> _Short problem_: Copy out each line of the entries below word for word, leaving out the pictures.

### Given data ###

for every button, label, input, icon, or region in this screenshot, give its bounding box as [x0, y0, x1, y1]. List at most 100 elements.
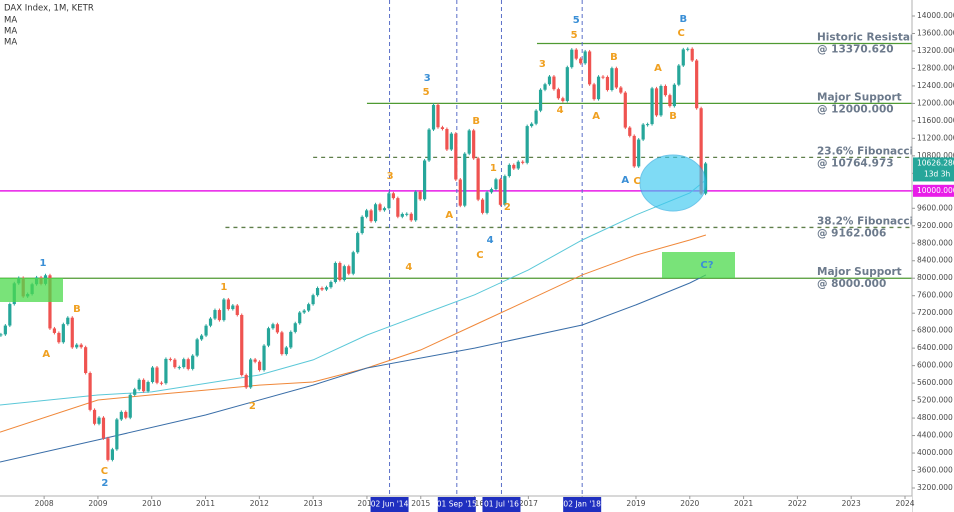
candle	[431, 104, 436, 130]
level-name: Major Support	[817, 266, 902, 278]
candle	[271, 324, 275, 329]
wave-label: 4	[487, 235, 494, 246]
x-tick-label: 2013	[304, 499, 323, 508]
candle	[503, 176, 507, 205]
candle	[628, 127, 632, 136]
ma-line	[0, 179, 707, 406]
wave-label: 3	[387, 171, 394, 182]
wave-label: B	[472, 116, 480, 127]
candle	[610, 68, 614, 91]
candle	[418, 191, 422, 200]
wave-label: C	[633, 176, 640, 187]
x-tick-label: 2008	[35, 499, 54, 508]
candle	[253, 359, 257, 362]
candle	[128, 394, 132, 418]
wave-label: C	[678, 28, 685, 39]
candle	[382, 208, 387, 211]
candle	[677, 65, 681, 85]
wave-label: B	[669, 111, 677, 122]
candle	[556, 89, 560, 99]
candle	[320, 288, 324, 290]
level-name: 38.2% Fibonacci	[817, 215, 913, 227]
wave-label: 1	[40, 258, 47, 269]
candle	[88, 373, 92, 410]
candle	[445, 129, 449, 150]
event-label: 02 Jan '18	[563, 500, 601, 509]
x-tick-label: 2012	[250, 499, 269, 508]
candle	[61, 324, 65, 343]
last-price-label: 10626.280	[917, 158, 954, 167]
candle	[79, 344, 83, 348]
candle	[637, 139, 641, 167]
candle	[275, 324, 280, 333]
candle	[552, 76, 556, 90]
candle	[173, 359, 177, 368]
candle	[391, 193, 395, 199]
event-badge	[437, 497, 476, 512]
y-tick-label: 13600.000	[917, 28, 954, 37]
candle	[561, 98, 565, 101]
candle	[583, 51, 587, 64]
wave-label: B	[73, 304, 81, 315]
candle	[365, 210, 369, 217]
x-tick-label: 2022	[788, 499, 807, 508]
marker-badge	[913, 184, 954, 197]
candle	[262, 345, 266, 371]
candle	[507, 164, 511, 177]
candle	[311, 295, 315, 305]
wave-label: 3	[424, 73, 431, 84]
candle	[356, 233, 360, 253]
y-tick-label: 5200.000	[917, 396, 953, 405]
y-tick-label: 9600.000	[917, 203, 953, 212]
candle	[257, 361, 262, 371]
candle	[695, 60, 699, 109]
candle	[289, 331, 293, 348]
y-tick-label: 4400.000	[917, 431, 953, 440]
y-tick-label: 3200.000	[917, 483, 953, 492]
candle	[315, 288, 320, 296]
candle	[213, 310, 217, 319]
candle	[480, 199, 485, 213]
candle	[489, 189, 494, 193]
plot-area	[0, 0, 912, 496]
y-tick-label: 8400.000	[917, 256, 953, 265]
wave-label: 1	[220, 282, 227, 293]
level-value-label: @ 12000.000	[817, 103, 894, 115]
event-label: 02 Jun '14	[371, 500, 409, 509]
candle	[463, 153, 467, 206]
candle	[3, 325, 7, 335]
wave-label: 4	[405, 262, 412, 273]
y-tick-label: 6000.000	[917, 361, 953, 370]
candle	[115, 419, 119, 450]
candle	[66, 317, 70, 325]
candle	[57, 332, 61, 343]
candle	[547, 76, 552, 85]
candle	[137, 379, 141, 390]
level-value-label: @ 13370.620	[817, 44, 894, 56]
level-value-label: @ 10764.973	[817, 157, 894, 169]
wave-label: 4	[557, 105, 564, 116]
candle	[458, 179, 462, 206]
candle	[588, 51, 592, 85]
candle	[476, 158, 480, 200]
marker-label: 10000.000	[917, 186, 954, 195]
y-tick-label: 6400.000	[917, 343, 953, 352]
wave-label: C?	[700, 260, 713, 271]
candle	[672, 84, 676, 107]
candle	[146, 382, 150, 392]
candle	[614, 68, 618, 88]
candle	[186, 359, 190, 369]
candle	[663, 85, 668, 96]
candle	[641, 124, 645, 140]
candle	[543, 84, 547, 90]
candle	[498, 179, 503, 205]
candle	[668, 95, 672, 107]
y-tick-label: 3600.000	[917, 466, 953, 475]
candle	[360, 216, 364, 234]
candle	[333, 262, 337, 282]
level-name: Historic Resistance	[817, 32, 931, 44]
x-tick-label: 2011	[196, 499, 215, 508]
y-tick-label: 11600.000	[917, 116, 954, 125]
candle	[369, 210, 373, 222]
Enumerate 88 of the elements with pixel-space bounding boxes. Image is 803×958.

###

> _Output of the exercise_:
for every button, label, input, icon, or region in this screenshot, give its bounding box as [x0, y0, x1, y1]. List at most 100 elements.
candle	[431, 104, 436, 130]
level-name: Major Support	[817, 266, 902, 278]
candle	[271, 324, 275, 329]
wave-label: 4	[487, 235, 494, 246]
x-tick-label: 2013	[304, 499, 323, 508]
candle	[503, 176, 507, 205]
candle	[628, 127, 632, 136]
ma-line	[0, 179, 707, 406]
wave-label: 3	[387, 171, 394, 182]
wave-label: B	[472, 116, 480, 127]
candle	[610, 68, 614, 91]
candle	[418, 191, 422, 200]
wave-label: C	[633, 176, 640, 187]
x-tick-label: 2008	[35, 499, 54, 508]
candle	[253, 359, 257, 362]
candle	[128, 394, 132, 418]
wave-label: C	[678, 28, 685, 39]
candle	[382, 208, 387, 211]
candle	[677, 65, 681, 85]
wave-label: B	[669, 111, 677, 122]
candle	[556, 89, 560, 99]
candle	[320, 288, 324, 290]
level-name: 38.2% Fibonacci	[817, 215, 913, 227]
wave-label: 1	[40, 258, 47, 269]
candle	[88, 373, 92, 410]
candle	[445, 129, 449, 150]
event-label: 02 Jan '18	[563, 500, 601, 509]
x-tick-label: 2012	[250, 499, 269, 508]
candle	[61, 324, 65, 343]
last-price-label: 10626.280	[917, 158, 954, 167]
candle	[79, 344, 83, 348]
candle	[637, 139, 641, 167]
candle	[275, 324, 280, 333]
candle	[552, 76, 556, 90]
candle	[173, 359, 177, 368]
candle	[391, 193, 395, 199]
event-badge	[437, 497, 476, 512]
y-tick-label: 13600.000	[917, 28, 954, 37]
candle	[561, 98, 565, 101]
candle	[583, 51, 587, 64]
wave-label: B	[73, 304, 81, 315]
candle	[365, 210, 369, 217]
x-tick-label: 2022	[788, 499, 807, 508]
marker-badge	[913, 184, 954, 197]
candle	[262, 345, 266, 371]
candle	[507, 164, 511, 177]
candle	[311, 295, 315, 305]
wave-label: 3	[424, 73, 431, 84]
candle	[356, 233, 360, 253]
y-tick-label: 5200.000	[917, 396, 953, 405]
y-tick-label: 9600.000	[917, 203, 953, 212]
candle	[257, 361, 262, 371]
candle	[695, 60, 699, 109]
candle	[289, 331, 293, 348]
y-tick-label: 4400.000	[917, 431, 953, 440]
y-tick-label: 3200.000	[917, 483, 953, 492]
candle	[315, 288, 320, 296]
candle	[213, 310, 217, 319]
candle	[480, 199, 485, 213]
candle	[489, 189, 494, 193]
plot-area	[0, 0, 912, 496]
y-tick-label: 8400.000	[917, 256, 953, 265]
wave-label: 1	[220, 282, 227, 293]
level-value-label: @ 12000.000	[817, 103, 894, 115]
event-label: 02 Jun '14	[371, 500, 409, 509]
candle	[463, 153, 467, 206]
candle	[3, 325, 7, 335]
wave-label: 4	[405, 262, 412, 273]
y-tick-label: 6000.000	[917, 361, 953, 370]
candle	[115, 419, 119, 450]
candle	[66, 317, 70, 325]
candle	[57, 332, 61, 343]
candle	[547, 76, 552, 85]
candle	[137, 379, 141, 390]
level-value-label: @ 13370.620	[817, 44, 894, 56]
level-value-label: @ 10764.973	[817, 157, 894, 169]
wave-label: 4	[557, 105, 564, 116]
candle	[458, 179, 462, 206]
candle	[588, 51, 592, 85]
candle	[476, 158, 480, 200]
marker-label: 10000.000	[917, 186, 954, 195]
y-tick-label: 6400.000	[917, 343, 953, 352]
wave-label: C?	[700, 260, 713, 271]
candle	[672, 84, 676, 107]
candle	[146, 382, 150, 392]
candle	[614, 68, 618, 88]
candle	[186, 359, 190, 369]
candle	[663, 85, 668, 96]
candle	[641, 124, 645, 140]
candle	[543, 84, 547, 90]
candle	[498, 179, 503, 205]
candle	[668, 95, 672, 107]
y-tick-label: 3600.000	[917, 466, 953, 475]
candle	[360, 216, 364, 234]
candle	[333, 262, 337, 282]
level-name: Historic Resistance	[817, 32, 931, 44]
x-tick-label: 2011	[196, 499, 215, 508]
y-tick-label: 11600.000	[917, 116, 954, 125]
candle	[369, 210, 373, 222]
Enumerate 88 of the elements with pixel-space bounding boxes. Image is 803×958.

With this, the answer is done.